EXCERPTED RECORDS —
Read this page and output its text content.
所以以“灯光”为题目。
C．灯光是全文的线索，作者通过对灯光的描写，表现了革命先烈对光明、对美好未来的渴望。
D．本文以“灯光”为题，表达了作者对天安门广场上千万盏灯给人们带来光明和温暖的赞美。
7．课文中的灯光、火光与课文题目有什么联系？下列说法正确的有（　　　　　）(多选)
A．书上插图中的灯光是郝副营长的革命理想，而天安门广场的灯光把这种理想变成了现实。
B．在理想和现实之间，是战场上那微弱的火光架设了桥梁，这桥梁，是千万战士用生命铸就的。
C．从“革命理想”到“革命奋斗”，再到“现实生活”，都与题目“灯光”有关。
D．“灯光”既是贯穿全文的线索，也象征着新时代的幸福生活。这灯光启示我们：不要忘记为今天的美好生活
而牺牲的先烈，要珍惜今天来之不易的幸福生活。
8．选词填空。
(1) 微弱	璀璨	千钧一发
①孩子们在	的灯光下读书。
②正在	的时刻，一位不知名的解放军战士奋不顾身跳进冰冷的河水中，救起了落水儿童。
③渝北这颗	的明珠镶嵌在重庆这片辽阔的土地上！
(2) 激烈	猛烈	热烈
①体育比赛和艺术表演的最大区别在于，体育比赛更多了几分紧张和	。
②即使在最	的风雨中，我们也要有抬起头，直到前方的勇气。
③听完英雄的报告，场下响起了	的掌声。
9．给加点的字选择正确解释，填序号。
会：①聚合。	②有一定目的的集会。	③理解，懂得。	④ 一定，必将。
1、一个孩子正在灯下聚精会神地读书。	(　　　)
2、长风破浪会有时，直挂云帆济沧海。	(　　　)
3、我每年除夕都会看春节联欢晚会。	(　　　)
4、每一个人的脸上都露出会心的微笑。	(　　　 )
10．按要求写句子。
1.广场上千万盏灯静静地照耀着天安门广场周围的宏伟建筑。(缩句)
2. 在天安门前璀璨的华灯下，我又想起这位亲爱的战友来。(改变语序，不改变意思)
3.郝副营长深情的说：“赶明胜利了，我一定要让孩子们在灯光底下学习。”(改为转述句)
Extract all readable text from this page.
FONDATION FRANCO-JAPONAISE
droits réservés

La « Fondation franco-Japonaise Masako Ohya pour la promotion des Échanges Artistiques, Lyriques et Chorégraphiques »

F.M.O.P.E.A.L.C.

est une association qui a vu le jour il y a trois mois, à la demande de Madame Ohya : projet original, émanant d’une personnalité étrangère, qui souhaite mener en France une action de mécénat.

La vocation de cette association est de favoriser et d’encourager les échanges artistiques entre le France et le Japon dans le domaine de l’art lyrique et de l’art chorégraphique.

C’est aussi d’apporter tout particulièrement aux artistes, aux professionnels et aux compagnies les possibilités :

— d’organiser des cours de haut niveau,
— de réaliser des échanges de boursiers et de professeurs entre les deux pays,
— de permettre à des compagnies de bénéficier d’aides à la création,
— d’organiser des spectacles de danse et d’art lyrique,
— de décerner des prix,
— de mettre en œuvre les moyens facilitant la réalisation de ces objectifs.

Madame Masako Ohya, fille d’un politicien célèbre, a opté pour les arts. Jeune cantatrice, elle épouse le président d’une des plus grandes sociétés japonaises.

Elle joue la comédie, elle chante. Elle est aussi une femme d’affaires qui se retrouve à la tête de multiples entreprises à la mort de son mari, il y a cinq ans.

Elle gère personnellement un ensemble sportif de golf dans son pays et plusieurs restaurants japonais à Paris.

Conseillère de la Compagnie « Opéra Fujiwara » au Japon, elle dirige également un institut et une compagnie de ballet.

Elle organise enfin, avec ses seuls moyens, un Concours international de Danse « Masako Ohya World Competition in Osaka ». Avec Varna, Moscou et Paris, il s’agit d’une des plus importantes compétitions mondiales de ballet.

YOUR TASK —
Reproduce the full listing above, character for character.

SOLUTION FOR THIS TASK —
Read this page and output its text content.
所以以“灯光”为题目。
C．灯光是全文的线索，作者通过对灯光的描写，表现了革命先烈对光明、对美好未来的渴望。
D．本文以“灯光”为题，表达了作者对天安门广场上千万盏灯给人们带来光明和温暖的赞美。
7．课文中的灯光、火光与课文题目有什么联系？下列说法正确的有（　　　　　）(多选)
A．书上插图中的灯光是郝副营长的革命理想，而天安门广场的灯光把这种理想变成了现实。
B．在理想和现实之间，是战场上那微弱的火光架设了桥梁，这桥梁，是千万战士用生命铸就的。
C．从“革命理想”到“革命奋斗”，再到“现实生活”，都与题目“灯光”有关。
D．“灯光”既是贯穿全文的线索，也象征着新时代的幸福生活。这灯光启示我们：不要忘记为今天的美好生活
而牺牲的先烈，要珍惜今天来之不易的幸福生活。
8．选词填空。
(1) 微弱	璀璨	千钧一发
①孩子们在	的灯光下读书。
②正在	的时刻，一位不知名的解放军战士奋不顾身跳进冰冷的河水中，救起了落水儿童。
③渝北这颗	的明珠镶嵌在重庆这片辽阔的土地上！
(2) 激烈	猛烈	热烈
①体育比赛和艺术表演的最大区别在于，体育比赛更多了几分紧张和	。
②即使在最	的风雨中，我们也要有抬起头，直到前方的勇气。
③听完英雄的报告，场下响起了	的掌声。
9．给加点的字选择正确解释，填序号。
会：①聚合。	②有一定目的的集会。	③理解，懂得。	④ 一定，必将。
1、一个孩子正在灯下聚精会神地读书。	(　　　)
2、长风破浪会有时，直挂云帆济沧海。	(　　　)
3、我每年除夕都会看春节联欢晚会。	(　　　)
4、每一个人的脸上都露出会心的微笑。	(　　　 )
10．按要求写句子。
1.广场上千万盏灯静静地照耀着天安门广场周围的宏伟建筑。(缩句)
2. 在天安门前璀璨的华灯下，我又想起这位亲爱的战友来。(改变语序，不改变意思)
3.郝副营长深情的说：“赶明胜利了，我一定要让孩子们在灯光底下学习。”(改为转述句)
Extract all readable text from this page.
FONDATION FRANCO-JAPONAISE
droits réservés

La « Fondation franco-Japonaise Masako Ohya pour la promotion des Échanges Artistiques, Lyriques et Chorégraphiques »

F.M.O.P.E.A.L.C.

est une association qui a vu le jour il y a trois mois, à la demande de Madame Ohya : projet original, émanant d’une personnalité étrangère, qui souhaite mener en France une action de mécénat.

La vocation de cette association est de favoriser et d’encourager les échanges artistiques entre le France et le Japon dans le domaine de l’art lyrique et de l’art chorégraphique.

C’est aussi d’apporter tout particulièrement aux artistes, aux professionnels et aux compagnies les possibilités :

— d’organiser des cours de haut niveau,
— de réaliser des échanges de boursiers et de professeurs entre les deux pays,
— de permettre à des compagnies de bénéficier d’aides à la création,
— d’organiser des spectacles de danse et d’art lyrique,
— de décerner des prix,
— de mettre en œuvre les moyens facilitant la réalisation de ces objectifs.

Madame Masako Ohya, fille d’un politicien célèbre, a opté pour les arts. Jeune cantatrice, elle épouse le président d’une des plus grandes sociétés japonaises.

Elle joue la comédie, elle chante. Elle est aussi une femme d’affaires qui se retrouve à la tête de multiples entreprises à la mort de son mari, il y a cinq ans.

Elle gère personnellement un ensemble sportif de golf dans son pays et plusieurs restaurants japonais à Paris.

Conseillère de la Compagnie « Opéra Fujiwara » au Japon, elle dirige également un institut et une compagnie de ballet.

Elle organise enfin, avec ses seuls moyens, un Concours international de Danse « Masako Ohya World Competition in Osaka ». Avec Varna, Moscou et Paris, il s’agit d’une des plus importantes compétitions mondiales de ballet.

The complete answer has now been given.